● **What you are asked to do**: Give back the records below exactly, every one, with no pictures.

● **Source data**:
## begin

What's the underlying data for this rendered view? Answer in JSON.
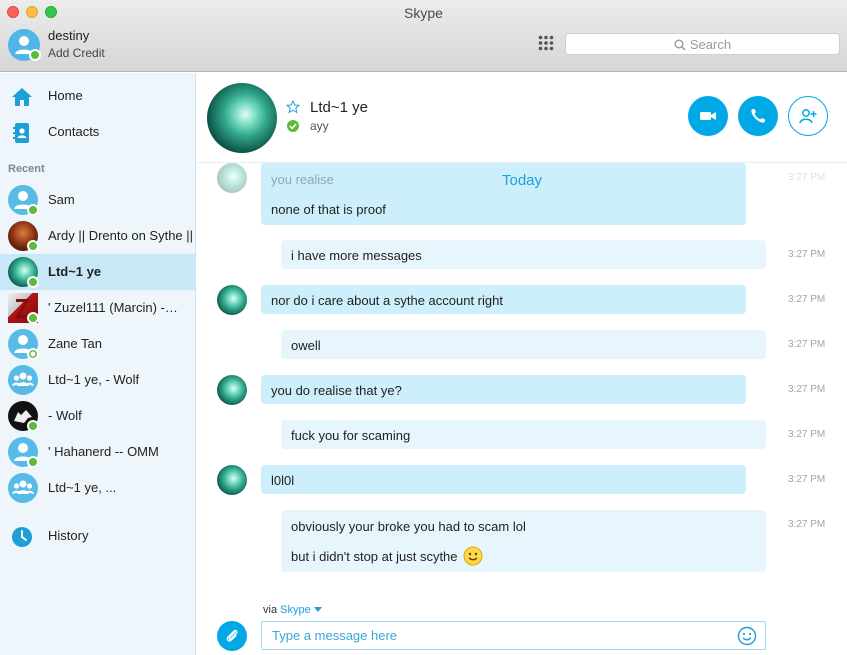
{
  "window": {
    "title": "Skype"
  },
  "profile": {
    "name": "destiny",
    "credit_link": "Add Credit"
  },
  "search": {
    "placeholder": "Search"
  },
  "nav": [
    {
      "label": "Home",
      "icon": "home-icon"
    },
    {
      "label": "Contacts",
      "icon": "contacts-book-icon"
    }
  ],
  "recent": {
    "title": "Recent",
    "contacts": [
      {
        "name": "Sam",
        "status": "online",
        "avatar": "default-user"
      },
      {
        "name": "Ardy || Drento on Sythe ||",
        "status": "online",
        "avatar": "photo"
      },
      {
        "name": "Ltd~1 ye",
        "status": "online",
        "avatar": "photo",
        "active": true
      },
      {
        "name": "' Zuzel111 (Marcin) -…",
        "status": "online",
        "avatar": "photo"
      },
      {
        "name": "Zane Tan",
        "status": "away",
        "avatar": "default-user"
      },
      {
        "name": "Ltd~1 ye, - Wolf",
        "status": "group",
        "avatar": "group"
      },
      {
        "name": "- Wolf",
        "status": "online",
        "avatar": "photo"
      },
      {
        "name": "' Hahanerd -- OMM",
        "status": "online",
        "avatar": "default-user"
      },
      {
        "name": "Ltd~1 ye, ...",
        "status": "group",
        "avatar": "group"
      }
    ]
  },
  "history": {
    "label": "History"
  },
  "chat": {
    "name": "Ltd~1 ye",
    "mood": "ayy",
    "today_label": "Today",
    "messages": [
      {
        "side": "in",
        "lines": [
          "you realise",
          "none of that is proof"
        ],
        "time": "3:27 PM"
      },
      {
        "side": "out",
        "lines": [
          "i have more messages"
        ],
        "time": "3:27 PM"
      },
      {
        "side": "in",
        "lines": [
          "nor do i care about a sythe account right"
        ],
        "time": "3:27 PM"
      },
      {
        "side": "out",
        "lines": [
          "owell"
        ],
        "time": "3:27 PM"
      },
      {
        "side": "in",
        "lines": [
          "you do realise that ye?"
        ],
        "time": "3:27 PM"
      },
      {
        "side": "out",
        "lines": [
          "fuck you for scaming"
        ],
        "time": "3:27 PM"
      },
      {
        "side": "in",
        "lines": [
          "l0l0l"
        ],
        "time": "3:27 PM"
      },
      {
        "side": "out",
        "lines": [
          "obviously your broke you had to scam lol",
          "but i didn't stop at just scythe"
        ],
        "time": "3:27 PM"
      }
    ]
  },
  "compose": {
    "via_prefix": "via",
    "via_brand": "Skype",
    "placeholder": "Type a message here"
  },
  "colors": {
    "accent": "#00a9e6",
    "online": "#5fb93f",
    "bubble_in": "#cdeefb",
    "bubble_out": "#e7f5fc"
  }
}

## end

● **The response**:
What's the underlying data for this rendered view? Answer in JSON.
{
  "window": {
    "title": "Skype"
  },
  "profile": {
    "name": "destiny",
    "credit_link": "Add Credit"
  },
  "search": {
    "placeholder": "Search"
  },
  "nav": [
    {
      "label": "Home",
      "icon": "home-icon"
    },
    {
      "label": "Contacts",
      "icon": "contacts-book-icon"
    }
  ],
  "recent": {
    "title": "Recent",
    "contacts": [
      {
        "name": "Sam",
        "status": "online",
        "avatar": "default-user"
      },
      {
        "name": "Ardy || Drento on Sythe ||",
        "status": "online",
        "avatar": "photo"
      },
      {
        "name": "Ltd~1 ye",
        "status": "online",
        "avatar": "photo",
        "active": true
      },
      {
        "name": "' Zuzel111 (Marcin) -…",
        "status": "online",
        "avatar": "photo"
      },
      {
        "name": "Zane Tan",
        "status": "away",
        "avatar": "default-user"
      },
      {
        "name": "Ltd~1 ye, - Wolf",
        "status": "group",
        "avatar": "group"
      },
      {
        "name": "- Wolf",
        "status": "online",
        "avatar": "photo"
      },
      {
        "name": "' Hahanerd -- OMM",
        "status": "online",
        "avatar": "default-user"
      },
      {
        "name": "Ltd~1 ye, ...",
        "status": "group",
        "avatar": "group"
      }
    ]
  },
  "history": {
    "label": "History"
  },
  "chat": {
    "name": "Ltd~1 ye",
    "mood": "ayy",
    "today_label": "Today",
    "messages": [
      {
        "side": "in",
        "lines": [
          "you realise",
          "none of that is proof"
        ],
        "time": "3:27 PM"
      },
      {
        "side": "out",
        "lines": [
          "i have more messages"
        ],
        "time": "3:27 PM"
      },
      {
        "side": "in",
        "lines": [
          "nor do i care about a sythe account right"
        ],
        "time": "3:27 PM"
      },
      {
        "side": "out",
        "lines": [
          "owell"
        ],
        "time": "3:27 PM"
      },
      {
        "side": "in",
        "lines": [
          "you do realise that ye?"
        ],
        "time": "3:27 PM"
      },
      {
        "side": "out",
        "lines": [
          "fuck you for scaming"
        ],
        "time": "3:27 PM"
      },
      {
        "side": "in",
        "lines": [
          "l0l0l"
        ],
        "time": "3:27 PM"
      },
      {
        "side": "out",
        "lines": [
          "obviously your broke you had to scam lol",
          "but i didn't stop at just scythe"
        ],
        "time": "3:27 PM"
      }
    ]
  },
  "compose": {
    "via_prefix": "via",
    "via_brand": "Skype",
    "placeholder": "Type a message here"
  },
  "colors": {
    "accent": "#00a9e6",
    "online": "#5fb93f",
    "bubble_in": "#cdeefb",
    "bubble_out": "#e7f5fc"
  }
}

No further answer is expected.